■ Records for this task
========================================================================

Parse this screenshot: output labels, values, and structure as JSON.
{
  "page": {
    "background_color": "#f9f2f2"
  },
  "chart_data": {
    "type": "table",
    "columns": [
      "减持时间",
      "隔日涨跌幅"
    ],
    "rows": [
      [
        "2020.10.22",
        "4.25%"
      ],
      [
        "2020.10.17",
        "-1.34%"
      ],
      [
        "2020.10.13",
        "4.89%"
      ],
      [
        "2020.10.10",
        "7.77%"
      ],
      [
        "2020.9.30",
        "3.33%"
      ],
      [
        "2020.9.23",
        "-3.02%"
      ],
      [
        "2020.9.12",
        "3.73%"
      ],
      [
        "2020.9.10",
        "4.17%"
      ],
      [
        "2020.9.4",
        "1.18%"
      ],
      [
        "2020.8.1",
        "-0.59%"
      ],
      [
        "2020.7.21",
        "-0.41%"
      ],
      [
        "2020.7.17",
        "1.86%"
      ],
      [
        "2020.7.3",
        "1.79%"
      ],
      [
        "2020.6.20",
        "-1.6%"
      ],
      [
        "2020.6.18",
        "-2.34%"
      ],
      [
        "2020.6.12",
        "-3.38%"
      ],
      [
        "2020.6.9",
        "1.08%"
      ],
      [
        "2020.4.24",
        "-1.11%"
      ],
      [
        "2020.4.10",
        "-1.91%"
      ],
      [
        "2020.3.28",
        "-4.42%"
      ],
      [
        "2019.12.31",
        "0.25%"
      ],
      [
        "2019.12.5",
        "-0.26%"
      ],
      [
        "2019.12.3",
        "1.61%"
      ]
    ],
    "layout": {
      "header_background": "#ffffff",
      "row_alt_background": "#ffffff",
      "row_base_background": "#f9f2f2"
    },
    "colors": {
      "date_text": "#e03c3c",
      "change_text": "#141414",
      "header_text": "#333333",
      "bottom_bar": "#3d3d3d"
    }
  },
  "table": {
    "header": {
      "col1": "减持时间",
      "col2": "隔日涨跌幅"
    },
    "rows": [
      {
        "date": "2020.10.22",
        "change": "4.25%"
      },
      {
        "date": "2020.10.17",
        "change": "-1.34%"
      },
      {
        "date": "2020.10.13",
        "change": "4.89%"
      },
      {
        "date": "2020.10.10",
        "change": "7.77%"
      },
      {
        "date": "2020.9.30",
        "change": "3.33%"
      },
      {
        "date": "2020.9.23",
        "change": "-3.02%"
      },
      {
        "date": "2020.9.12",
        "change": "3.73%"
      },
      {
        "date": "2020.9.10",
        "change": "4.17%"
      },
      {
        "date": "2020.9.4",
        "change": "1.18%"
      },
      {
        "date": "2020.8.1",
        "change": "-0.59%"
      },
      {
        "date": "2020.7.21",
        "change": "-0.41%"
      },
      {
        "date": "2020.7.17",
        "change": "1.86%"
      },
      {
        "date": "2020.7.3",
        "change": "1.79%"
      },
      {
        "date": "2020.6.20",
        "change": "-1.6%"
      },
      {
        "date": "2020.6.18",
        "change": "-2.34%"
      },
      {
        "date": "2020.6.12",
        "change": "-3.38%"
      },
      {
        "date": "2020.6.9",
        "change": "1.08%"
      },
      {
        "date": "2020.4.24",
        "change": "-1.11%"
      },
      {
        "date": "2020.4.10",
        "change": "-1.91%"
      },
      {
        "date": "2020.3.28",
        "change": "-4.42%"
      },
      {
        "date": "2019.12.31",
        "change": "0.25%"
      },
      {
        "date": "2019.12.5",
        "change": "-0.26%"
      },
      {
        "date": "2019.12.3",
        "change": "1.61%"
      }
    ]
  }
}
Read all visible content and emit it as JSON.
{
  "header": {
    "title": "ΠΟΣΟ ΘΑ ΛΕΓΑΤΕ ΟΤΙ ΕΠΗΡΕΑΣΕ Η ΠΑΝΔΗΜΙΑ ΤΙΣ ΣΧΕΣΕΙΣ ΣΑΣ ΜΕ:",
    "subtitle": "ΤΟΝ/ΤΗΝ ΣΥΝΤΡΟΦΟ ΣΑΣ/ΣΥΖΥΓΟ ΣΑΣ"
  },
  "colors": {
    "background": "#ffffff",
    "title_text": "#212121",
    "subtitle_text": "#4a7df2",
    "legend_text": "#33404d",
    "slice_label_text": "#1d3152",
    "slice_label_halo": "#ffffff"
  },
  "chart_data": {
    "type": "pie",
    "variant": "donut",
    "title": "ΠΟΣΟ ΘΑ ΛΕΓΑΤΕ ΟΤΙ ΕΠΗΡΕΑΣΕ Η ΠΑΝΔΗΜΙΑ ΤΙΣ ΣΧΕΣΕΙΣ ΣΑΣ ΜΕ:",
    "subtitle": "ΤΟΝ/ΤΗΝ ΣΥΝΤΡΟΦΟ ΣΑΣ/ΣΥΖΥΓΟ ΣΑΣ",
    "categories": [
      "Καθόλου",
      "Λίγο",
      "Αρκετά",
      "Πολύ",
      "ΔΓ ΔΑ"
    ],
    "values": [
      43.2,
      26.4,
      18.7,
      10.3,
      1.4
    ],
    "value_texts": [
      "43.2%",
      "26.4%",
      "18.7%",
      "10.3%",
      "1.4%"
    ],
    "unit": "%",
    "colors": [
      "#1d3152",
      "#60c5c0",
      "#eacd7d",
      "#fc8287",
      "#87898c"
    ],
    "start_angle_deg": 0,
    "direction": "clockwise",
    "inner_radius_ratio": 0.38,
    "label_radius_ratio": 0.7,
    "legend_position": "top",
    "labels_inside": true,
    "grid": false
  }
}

========================================================================

■ The exercise
From the line with "Read all visible content and emit it as JSON." to the last line of the material, give every line again exactly, and only those lines.

■ Written response
Read all visible content and emit it as JSON.
{
  "header": {
    "title": "ΠΟΣΟ ΘΑ ΛΕΓΑΤΕ ΟΤΙ ΕΠΗΡΕΑΣΕ Η ΠΑΝΔΗΜΙΑ ΤΙΣ ΣΧΕΣΕΙΣ ΣΑΣ ΜΕ:",
    "subtitle": "ΤΟΝ/ΤΗΝ ΣΥΝΤΡΟΦΟ ΣΑΣ/ΣΥΖΥΓΟ ΣΑΣ"
  },
  "colors": {
    "background": "#ffffff",
    "title_text": "#212121",
    "subtitle_text": "#4a7df2",
    "legend_text": "#33404d",
    "slice_label_text": "#1d3152",
    "slice_label_halo": "#ffffff"
  },
  "chart_data": {
    "type": "pie",
    "variant": "donut",
    "title": "ΠΟΣΟ ΘΑ ΛΕΓΑΤΕ ΟΤΙ ΕΠΗΡΕΑΣΕ Η ΠΑΝΔΗΜΙΑ ΤΙΣ ΣΧΕΣΕΙΣ ΣΑΣ ΜΕ:",
    "subtitle": "ΤΟΝ/ΤΗΝ ΣΥΝΤΡΟΦΟ ΣΑΣ/ΣΥΖΥΓΟ ΣΑΣ",
    "categories": [
      "Καθόλου",
      "Λίγο",
      "Αρκετά",
      "Πολύ",
      "ΔΓ ΔΑ"
    ],
    "values": [
      43.2,
      26.4,
      18.7,
      10.3,
      1.4
    ],
    "value_texts": [
      "43.2%",
      "26.4%",
      "18.7%",
      "10.3%",
      "1.4%"
    ],
    "unit": "%",
    "colors": [
      "#1d3152",
      "#60c5c0",
      "#eacd7d",
      "#fc8287",
      "#87898c"
    ],
    "start_angle_deg": 0,
    "direction": "clockwise",
    "inner_radius_ratio": 0.38,
    "label_radius_ratio": 0.7,
    "legend_position": "top",
    "labels_inside": true,
    "grid": false
  }
}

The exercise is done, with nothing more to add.